■ **Directions**
Copy all lines below exactly as written. Leave pictures out.

☆ ☆ ☆ ☆ ☆

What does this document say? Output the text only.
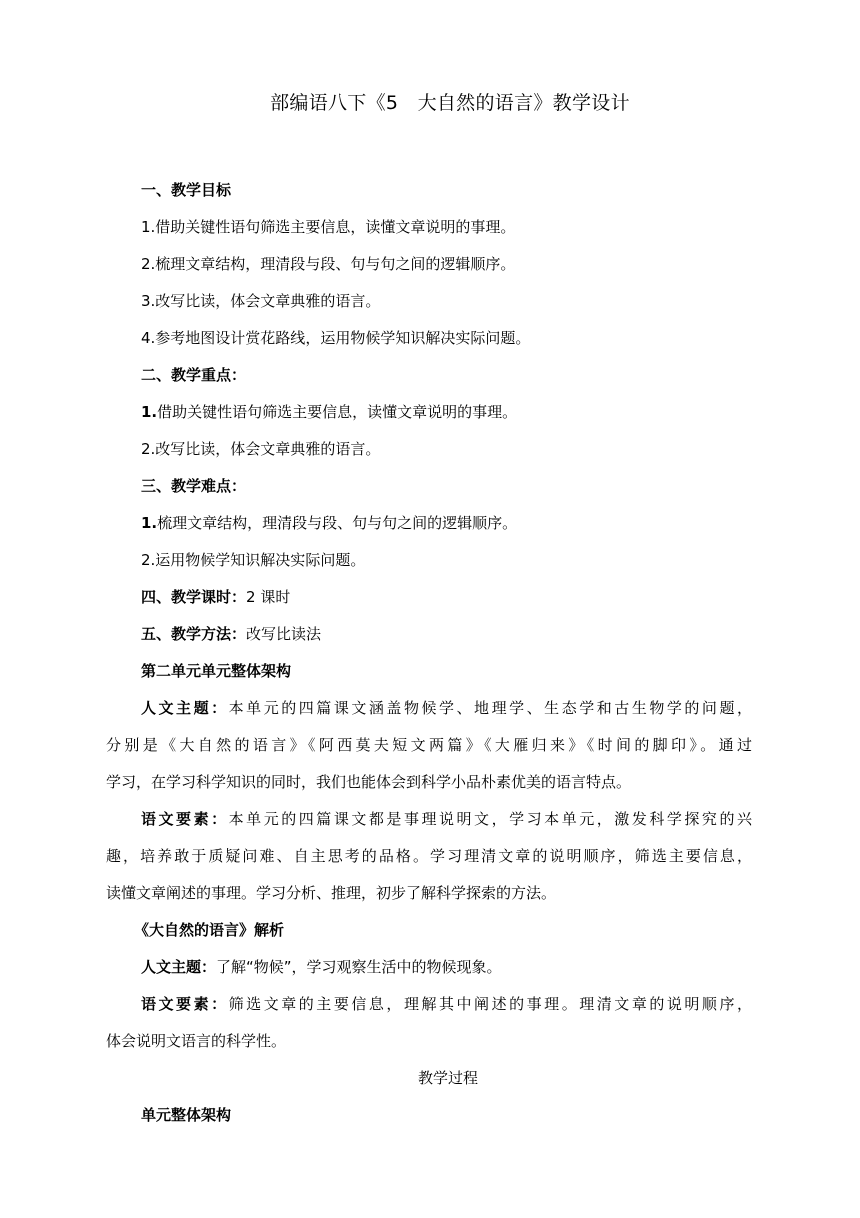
部编语八下《5　大自然的语言》教学设计
一、教学目标
1.借助关键性语句筛选主要信息，读懂文章说明的事理。
2.梳理文章结构，理清段与段、句与句之间的逻辑顺序。
3.改写比读，体会文章典雅的语言。
4.参考地图设计赏花路线，运用物候学知识解决实际问题。
二、教学重点：
1.借助关键性语句筛选主要信息，读懂文章说明的事理。
2.改写比读，体会文章典雅的语言。
三、教学难点：
1.梳理文章结构，理清段与段、句与句之间的逻辑顺序。
2.运用物候学知识解决实际问题。
四、教学课时：2 课时
五、教学方法：改写比读法
第二单元单元整体架构
人文主题：本单元的四篇课文涵盖物候学、地理学、生态学和古生物学的问题，
分别是《大自然的语言》《阿西莫夫短文两篇》《大雁归来》《时间的脚印》。通过
学习，在学习科学知识的同时，我们也能体会到科学小品朴素优美的语言特点。
语文要素：本单元的四篇课文都是事理说明文，学习本单元，激发科学探究的兴
趣，培养敢于质疑问难、自主思考的品格。学习理清文章的说明顺序，筛选主要信息，
读懂文章阐述的事理。学习分析、推理，初步了解科学探索的方法。
《大自然的语言》解析
人文主题：了解“物候”，学习观察生活中的物候现象。
语文要素：筛选文章的主要信息，理解其中阐述的事理。理清文章的说明顺序，
体会说明文语言的科学性。
教学过程
单元整体架构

☆ ☆ ☆ ☆ ☆

■ **Full output**
What does this document say? Output the text only.
部编语八下《5　大自然的语言》教学设计
一、教学目标
1.借助关键性语句筛选主要信息，读懂文章说明的事理。
2.梳理文章结构，理清段与段、句与句之间的逻辑顺序。
3.改写比读，体会文章典雅的语言。
4.参考地图设计赏花路线，运用物候学知识解决实际问题。
二、教学重点：
1.借助关键性语句筛选主要信息，读懂文章说明的事理。
2.改写比读，体会文章典雅的语言。
三、教学难点：
1.梳理文章结构，理清段与段、句与句之间的逻辑顺序。
2.运用物候学知识解决实际问题。
四、教学课时：2 课时
五、教学方法：改写比读法
第二单元单元整体架构
人文主题：本单元的四篇课文涵盖物候学、地理学、生态学和古生物学的问题，
分别是《大自然的语言》《阿西莫夫短文两篇》《大雁归来》《时间的脚印》。通过
学习，在学习科学知识的同时，我们也能体会到科学小品朴素优美的语言特点。
语文要素：本单元的四篇课文都是事理说明文，学习本单元，激发科学探究的兴
趣，培养敢于质疑问难、自主思考的品格。学习理清文章的说明顺序，筛选主要信息，
读懂文章阐述的事理。学习分析、推理，初步了解科学探索的方法。
《大自然的语言》解析
人文主题：了解“物候”，学习观察生活中的物候现象。
语文要素：筛选文章的主要信息，理解其中阐述的事理。理清文章的说明顺序，
体会说明文语言的科学性。
教学过程
单元整体架构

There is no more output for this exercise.